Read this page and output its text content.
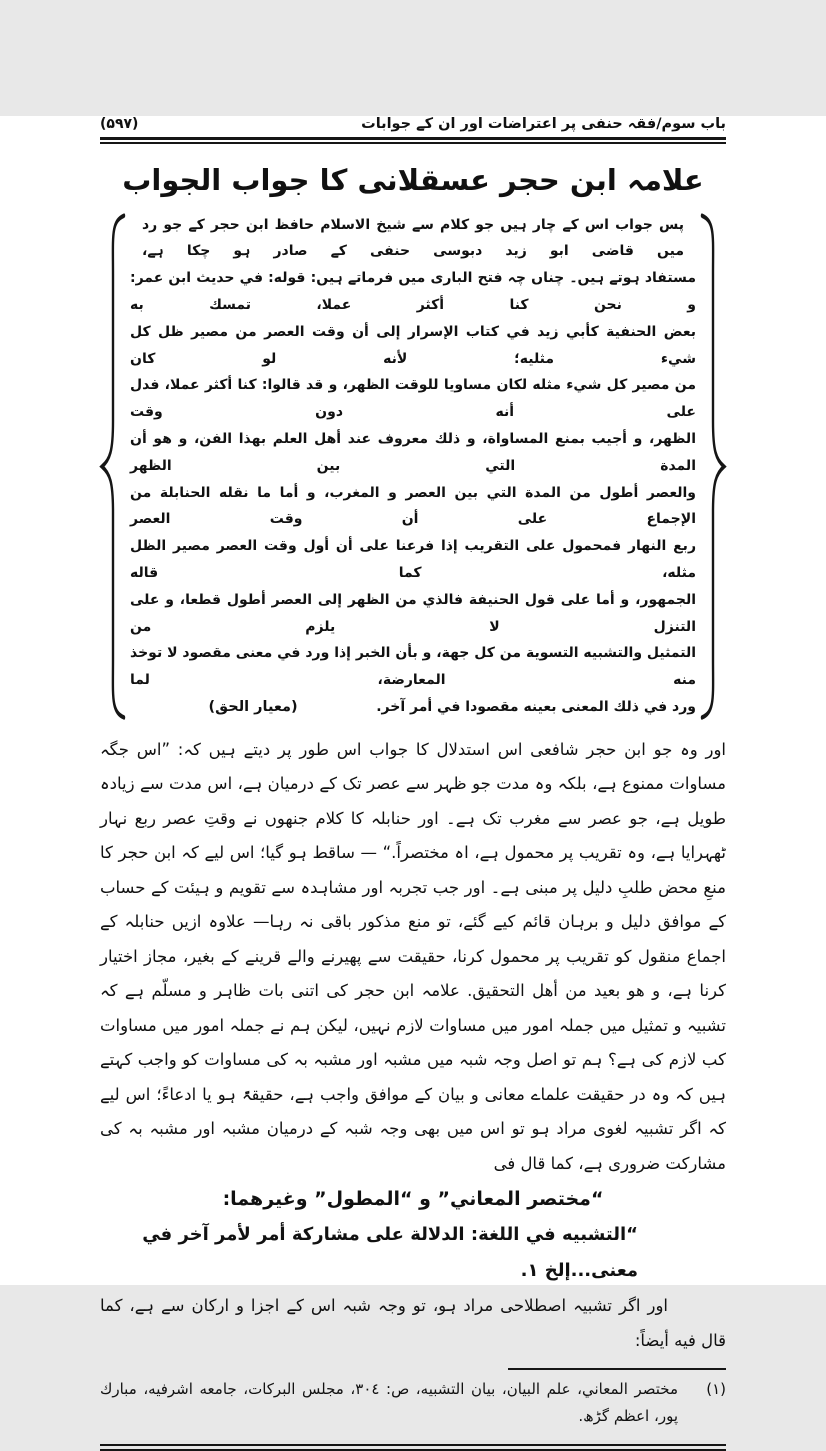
باب سوم/فقہ حنفی پر اعتراضات اور ان کے جوابات
(۵۹۷)
علامہ ابن حجر عسقلانی کا جواب الجواب
پس جواب اس کے چار ہیں جو کلام سے شیخ الاسلام حافظ ابن حجر کے جو رد میں قاضی ابو زید دبوسی حنفی کے صادر ہو چکا ہے،
مستفاد ہوتے ہیں۔ چناں چہ فتح الباری میں فرماتے ہیں: قوله: في حديث ابن عمر: و نحن كنا أكثر عملا، تمسك به
بعض الحنفية كأبي زيد في كتاب الإسرار إلى أن وقت العصر من مصير ظل كل شيء مثليه؛ لأنه لو كان
من مصير كل شيء مثله لكان مساويا للوقت الظهر، و قد قالوا: كنا أكثر عملا، فدل على أنه دون وقت
الظهر، و أجيب بمنع المساواة، و ذلك معروف عند أهل العلم بهذا الفن، و هو أن المدة التي بين الظهر
والعصر أطول من المدة التي بين العصر و المغرب، و أما ما نقله الحنابلة من الإجماع على أن وقت العصر
ربع النهار فمحمول على التقريب إذا فرعنا على أن أول وقت العصر مصير الظل مثله، كما قاله
الجمهور، و أما على قول الحنيفة فالذي من الظهر إلى العصر أطول قطعا، و على التنزل لا يلزم من
التمثيل والتشبيه التسوية من كل جهة، و بأن الخبر إذا ورد في معنى مقصود لا توخذ منه المعارضة، لما
ورد في ذلك المعنى بعينه مقصودا في أمر آخر.
(معیار الحق)
اور وہ جو ابن حجر شافعی اس استدلال کا جواب اس طور پر دیتے ہیں کہ: ”اس جگہ مساوات ممنوع ہے، بلکہ وہ مدت جو ظہر سے عصر تک کے درمیان ہے، اس مدت سے زیادہ طویل ہے، جو عصر سے مغرب تک ہے۔ اور حنابلہ کا کلام جنھوں نے وقتِ عصر ربع نہار ٹھہرایا ہے، وہ تقریب پر محمول ہے، اہ مختصراً.“ — ساقط ہو گیا؛ اس لیے کہ ابن حجر کا منعِ محض طلبِ دلیل پر مبنی ہے۔ اور جب تجربہ اور مشاہدہ سے تقویم و ہیئت کے حساب کے موافق دلیل و برہان قائم کیے گئے، تو منع مذکور باقی نہ رہا— علاوہ ازیں حنابلہ کے اجماع منقول کو تقریب پر محمول کرنا، حقیقت سے پھیرنے والے قرینے کے بغیر، مجاز اختیار کرنا ہے، و ھو بعید من أھل التحقیق. علامہ ابن حجر کی اتنی بات ظاہر و مسلّم ہے کہ تشبیہ و تمثیل میں جملہ امور میں مساوات لازم نہیں، لیکن ہم نے جملہ امور میں مساوات کب لازم کی ہے؟ ہم تو اصل وجہ شبہ میں مشبہ اور مشبہ بہ کی مساوات کو واجب کہتے ہیں کہ وہ در حقیقت علماے معانی و بیان کے موافق واجب ہے، حقیقۃً ہو یا ادعاءً؛ اس لیے کہ اگر تشبیہ لغوی مراد ہو تو اس میں بھی وجہ شبہ کے درمیان مشبہ اور مشبہ بہ کی مشارکت ضروری ہے، کما قال فی
“مختصر المعاني” و “المطول” وغيرهما:
“التشبيه في اللغة: الدلالة على مشاركة أمر لأمر آخر في معنى...إلخ ١.
اور اگر تشبیہ اصطلاحی مراد ہو، تو وجہ شبہ اس کے اجزا و ارکان سے ہے، کما قال فيه أيضاً:
(۱)
مختصر المعاني، علم البيان، بيان التشبيه، ص: ٣٠٤، مجلس البركات، جامعه اشرفيه، مبارك پور، اعظم گڑھ.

==============================

### INSTRUCTION
Work out the number of lines above that include the string "حنفی" and write only that number.

### SOLUTION FOR THIS EXERCISE
2